▸ **THE TASK**
Extract every line that contains the string "this".

* START SUPPLIED INFORMATION *

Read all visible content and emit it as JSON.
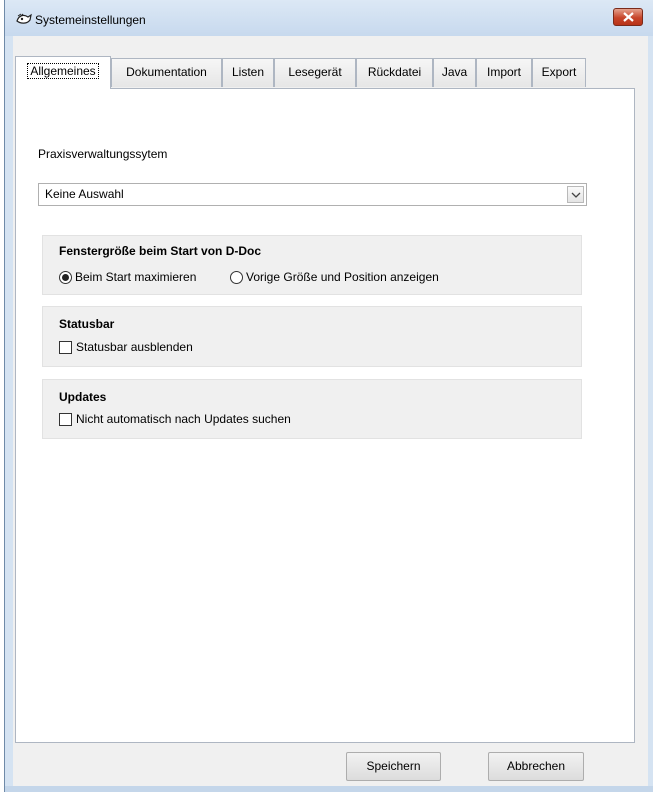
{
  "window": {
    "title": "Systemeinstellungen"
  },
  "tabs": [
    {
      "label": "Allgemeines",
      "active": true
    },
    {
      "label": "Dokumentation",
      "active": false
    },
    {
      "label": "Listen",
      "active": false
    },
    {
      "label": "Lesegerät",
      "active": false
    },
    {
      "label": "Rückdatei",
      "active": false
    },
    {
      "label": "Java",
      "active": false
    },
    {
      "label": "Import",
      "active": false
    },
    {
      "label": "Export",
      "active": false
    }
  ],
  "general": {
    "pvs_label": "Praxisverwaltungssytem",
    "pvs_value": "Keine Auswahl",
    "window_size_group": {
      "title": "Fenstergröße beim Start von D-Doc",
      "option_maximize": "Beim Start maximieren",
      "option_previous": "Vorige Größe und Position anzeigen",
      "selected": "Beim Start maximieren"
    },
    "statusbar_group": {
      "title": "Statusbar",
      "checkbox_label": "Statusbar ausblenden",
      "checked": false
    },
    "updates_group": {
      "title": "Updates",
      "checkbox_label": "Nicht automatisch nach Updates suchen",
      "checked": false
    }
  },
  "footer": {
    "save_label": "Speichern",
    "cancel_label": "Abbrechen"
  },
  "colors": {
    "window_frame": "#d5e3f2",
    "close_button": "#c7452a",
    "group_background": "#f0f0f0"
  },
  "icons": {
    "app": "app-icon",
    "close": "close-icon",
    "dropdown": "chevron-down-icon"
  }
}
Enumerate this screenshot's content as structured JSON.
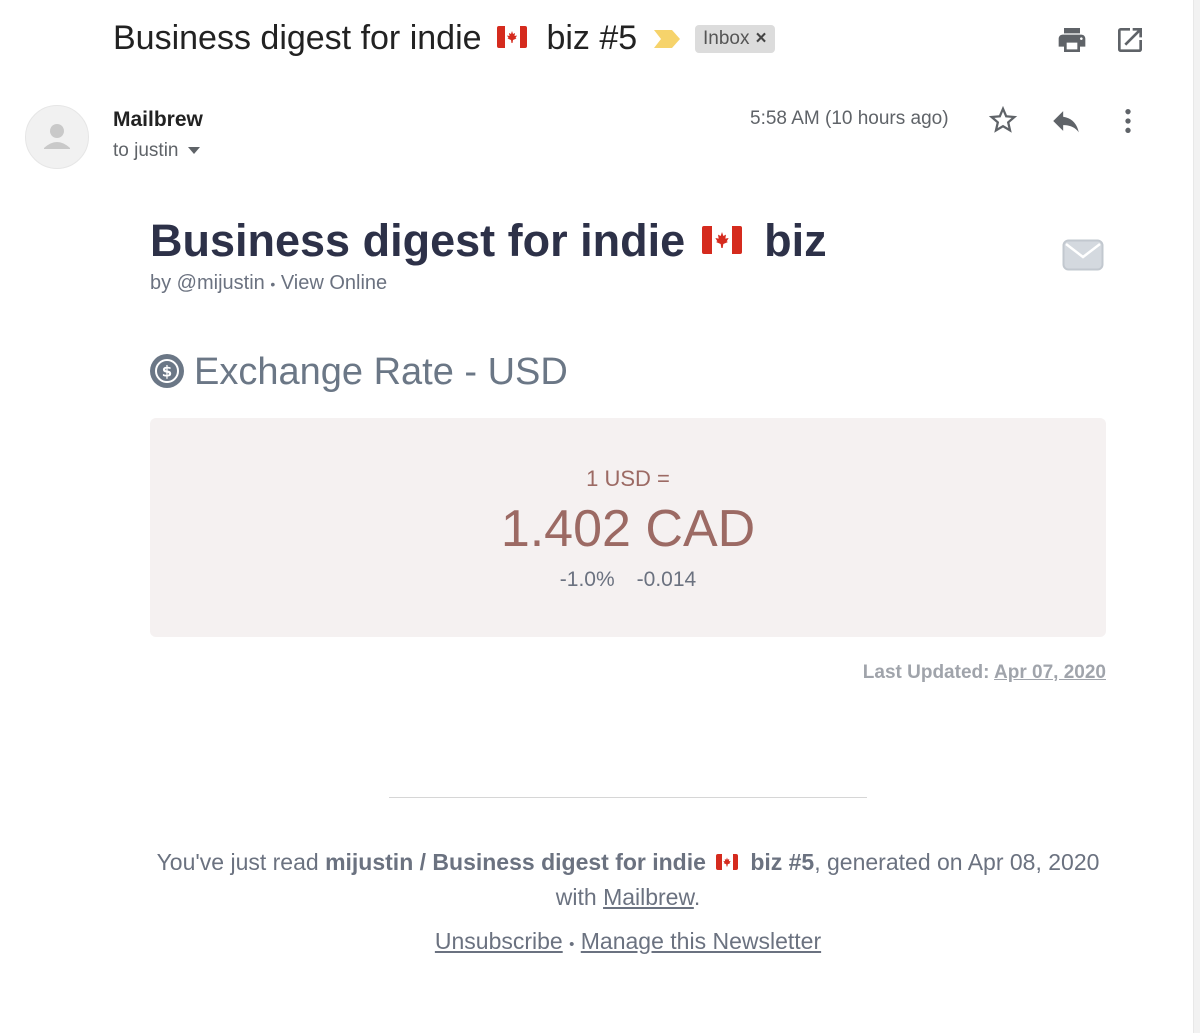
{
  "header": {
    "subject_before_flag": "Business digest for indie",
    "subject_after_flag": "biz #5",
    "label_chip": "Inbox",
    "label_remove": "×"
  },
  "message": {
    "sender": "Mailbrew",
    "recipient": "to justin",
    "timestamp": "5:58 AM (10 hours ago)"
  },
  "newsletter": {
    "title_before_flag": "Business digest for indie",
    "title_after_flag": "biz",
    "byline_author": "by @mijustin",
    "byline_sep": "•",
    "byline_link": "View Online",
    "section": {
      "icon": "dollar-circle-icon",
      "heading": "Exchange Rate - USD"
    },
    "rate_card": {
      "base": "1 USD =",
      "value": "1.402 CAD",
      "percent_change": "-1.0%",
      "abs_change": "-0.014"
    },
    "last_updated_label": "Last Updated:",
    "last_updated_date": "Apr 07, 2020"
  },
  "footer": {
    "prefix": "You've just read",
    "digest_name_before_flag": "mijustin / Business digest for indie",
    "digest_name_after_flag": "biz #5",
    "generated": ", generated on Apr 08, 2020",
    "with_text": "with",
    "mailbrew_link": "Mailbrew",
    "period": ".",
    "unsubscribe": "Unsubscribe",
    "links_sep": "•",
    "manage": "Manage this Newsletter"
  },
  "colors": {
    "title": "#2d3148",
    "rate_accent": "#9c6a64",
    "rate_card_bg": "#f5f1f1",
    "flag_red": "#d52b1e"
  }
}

* END SUPPLIED INFORMATION *
* START SUPPLIED INFORMATION *

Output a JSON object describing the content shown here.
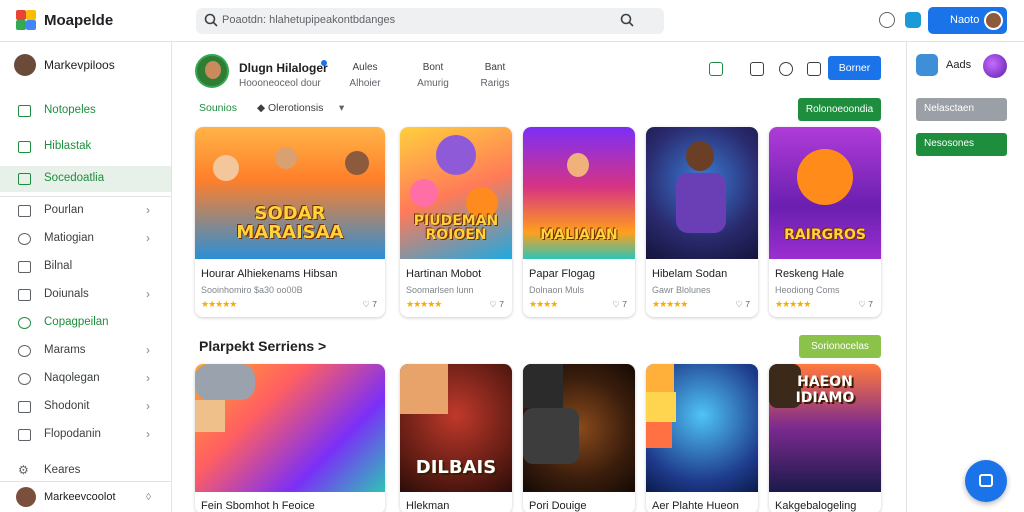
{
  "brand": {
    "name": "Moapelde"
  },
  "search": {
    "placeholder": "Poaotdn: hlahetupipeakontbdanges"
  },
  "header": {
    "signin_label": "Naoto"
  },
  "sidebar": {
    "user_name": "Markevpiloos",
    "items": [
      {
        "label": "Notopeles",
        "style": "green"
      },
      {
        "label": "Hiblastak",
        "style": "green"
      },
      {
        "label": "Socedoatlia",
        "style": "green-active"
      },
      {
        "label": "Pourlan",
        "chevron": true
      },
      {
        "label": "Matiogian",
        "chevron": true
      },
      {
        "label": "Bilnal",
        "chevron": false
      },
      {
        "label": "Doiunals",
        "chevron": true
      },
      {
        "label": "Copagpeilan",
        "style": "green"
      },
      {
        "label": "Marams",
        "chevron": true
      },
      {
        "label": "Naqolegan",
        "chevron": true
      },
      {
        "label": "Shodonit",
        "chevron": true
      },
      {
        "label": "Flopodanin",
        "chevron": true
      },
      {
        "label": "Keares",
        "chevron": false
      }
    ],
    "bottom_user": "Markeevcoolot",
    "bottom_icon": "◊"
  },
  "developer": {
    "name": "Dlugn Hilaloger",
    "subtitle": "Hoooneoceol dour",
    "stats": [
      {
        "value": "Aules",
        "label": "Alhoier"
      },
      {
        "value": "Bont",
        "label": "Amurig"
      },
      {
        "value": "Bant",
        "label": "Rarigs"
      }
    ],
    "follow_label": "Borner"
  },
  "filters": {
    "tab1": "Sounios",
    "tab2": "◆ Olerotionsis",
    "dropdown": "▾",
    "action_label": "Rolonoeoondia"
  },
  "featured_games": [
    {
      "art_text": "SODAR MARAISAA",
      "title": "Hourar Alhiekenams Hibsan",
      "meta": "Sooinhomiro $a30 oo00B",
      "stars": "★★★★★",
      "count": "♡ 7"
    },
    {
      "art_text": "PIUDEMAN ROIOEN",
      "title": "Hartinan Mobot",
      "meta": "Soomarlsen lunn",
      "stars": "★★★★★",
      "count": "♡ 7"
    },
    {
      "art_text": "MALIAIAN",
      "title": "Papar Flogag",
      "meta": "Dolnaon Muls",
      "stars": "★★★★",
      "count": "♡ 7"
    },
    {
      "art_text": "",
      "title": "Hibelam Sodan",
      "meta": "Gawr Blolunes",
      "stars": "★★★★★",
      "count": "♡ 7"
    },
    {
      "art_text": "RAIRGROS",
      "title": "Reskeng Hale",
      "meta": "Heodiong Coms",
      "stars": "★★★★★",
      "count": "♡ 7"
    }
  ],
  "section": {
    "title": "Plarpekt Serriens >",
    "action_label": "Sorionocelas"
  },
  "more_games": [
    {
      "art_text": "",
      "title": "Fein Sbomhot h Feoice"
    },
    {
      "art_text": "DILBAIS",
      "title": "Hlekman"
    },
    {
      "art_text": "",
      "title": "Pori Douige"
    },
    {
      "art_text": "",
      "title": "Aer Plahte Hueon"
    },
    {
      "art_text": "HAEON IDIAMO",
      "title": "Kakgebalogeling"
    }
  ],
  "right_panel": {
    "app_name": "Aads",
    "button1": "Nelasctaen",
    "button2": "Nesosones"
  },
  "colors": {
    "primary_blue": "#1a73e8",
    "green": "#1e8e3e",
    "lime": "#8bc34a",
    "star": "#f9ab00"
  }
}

* END SUPPLIED INFORMATION *

▸ **EXERCISE SOLUTION**
Enumerate this screenshot's content as structured JSON.
    "manage": "Manage this Newsletter"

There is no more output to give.